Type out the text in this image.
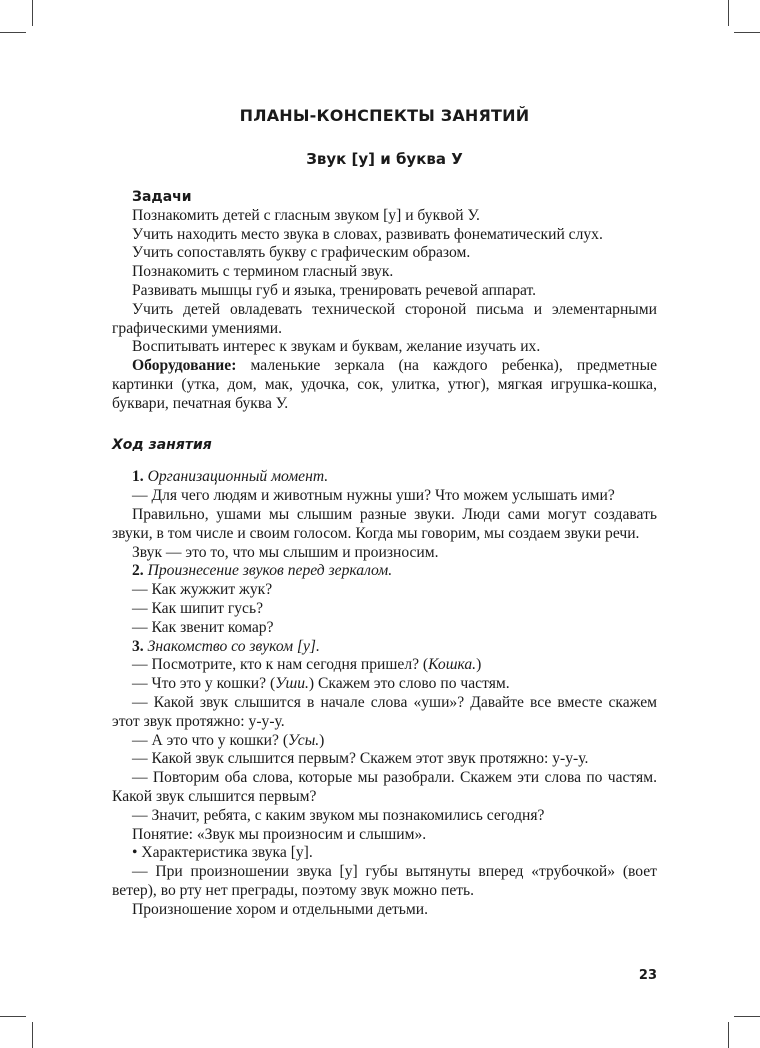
ПЛАНЫ-КОНСПЕКТЫ ЗАНЯТИЙ
Звук [у] и буква У

Задачи

Познакомить детей с гласным звуком [у] и буквой У.

Учить находить место звука в словах, развивать фонематический слух.

Учить сопоставлять букву с графическим образом.

Познакомить с термином гласный звук.

Развивать мышцы губ и языка, тренировать речевой аппарат.

Учить детей овладевать технической стороной письма и элементарными графическими умениями.

Воспитывать интерес к звукам и буквам, желание изучать их.

Оборудование: маленькие зеркала (на каждого ребенка), предметные картинки (утка, дом, мак, удочка, сок, улитка, утюг), мягкая игрушка-кошка, буквари, печатная буква У.

Ход занятия

1. Организационный момент.

— Для чего людям и животным нужны уши? Что можем услышать ими?

Правильно, ушами мы слышим разные звуки. Люди сами могут создавать звуки, в том числе и своим голосом. Когда мы говорим, мы создаем звуки речи.

Звук — это то, что мы слышим и произносим.

2. Произнесение звуков перед зеркалом.

— Как жужжит жук?

— Как шипит гусь?

— Как звенит комар?

3. Знакомство со звуком [у].

— Посмотрите, кто к нам сегодня пришел? (Кошка.)

— Что это у кошки? (Уши.) Скажем это слово по частям.

— Какой звук слышится в начале слова «уши»? Давайте все вместе скажем этот звук протяжно: у-у-у.

— А это что у кошки? (Усы.)

— Какой звук слышится первым? Скажем этот звук протяжно: у-у-у.

— Повторим оба слова, которые мы разобрали. Скажем эти слова по частям. Какой звук слышится первым?

— Значит, ребята, с каким звуком мы познакомились сегодня?

Понятие: «Звук мы произносим и слышим».

• Характеристика звука [у].

— При произношении звука [у] губы вытянуты вперед «трубочкой» (воет ветер), во рту нет преграды, поэтому звук можно петь.

Произношение хором и отдельными детьми.

23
---
__STATED PROBLEM__
Keep the pictures out of the copy and return the rest of the data above exactly.

__WRITTEN RESPONSE__
Type out the text in this image.
ПЛАНЫ-КОНСПЕКТЫ ЗАНЯТИЙ
Звук [у] и буква У

Задачи

Познакомить детей с гласным звуком [у] и буквой У.

Учить находить место звука в словах, развивать фонематический слух.

Учить сопоставлять букву с графическим образом.

Познакомить с термином гласный звук.

Развивать мышцы губ и языка, тренировать речевой аппарат.

Учить детей овладевать технической стороной письма и элементарными графическими умениями.

Воспитывать интерес к звукам и буквам, желание изучать их.

Оборудование: маленькие зеркала (на каждого ребенка), предметные картинки (утка, дом, мак, удочка, сок, улитка, утюг), мягкая игрушка-кошка, буквари, печатная буква У.

Ход занятия

1. Организационный момент.

— Для чего людям и животным нужны уши? Что можем услышать ими?

Правильно, ушами мы слышим разные звуки. Люди сами могут создавать звуки, в том числе и своим голосом. Когда мы говорим, мы создаем звуки речи.

Звук — это то, что мы слышим и произносим.

2. Произнесение звуков перед зеркалом.

— Как жужжит жук?

— Как шипит гусь?

— Как звенит комар?

3. Знакомство со звуком [у].

— Посмотрите, кто к нам сегодня пришел? (Кошка.)

— Что это у кошки? (Уши.) Скажем это слово по частям.

— Какой звук слышится в начале слова «уши»? Давайте все вместе скажем этот звук протяжно: у-у-у.

— А это что у кошки? (Усы.)

— Какой звук слышится первым? Скажем этот звук протяжно: у-у-у.

— Повторим оба слова, которые мы разобрали. Скажем эти слова по частям. Какой звук слышится первым?

— Значит, ребята, с каким звуком мы познакомились сегодня?

Понятие: «Звук мы произносим и слышим».

• Характеристика звука [у].

— При произношении звука [у] губы вытянуты вперед «трубочкой» (воет ветер), во рту нет преграды, поэтому звук можно петь.

Произношение хором и отдельными детьми.

23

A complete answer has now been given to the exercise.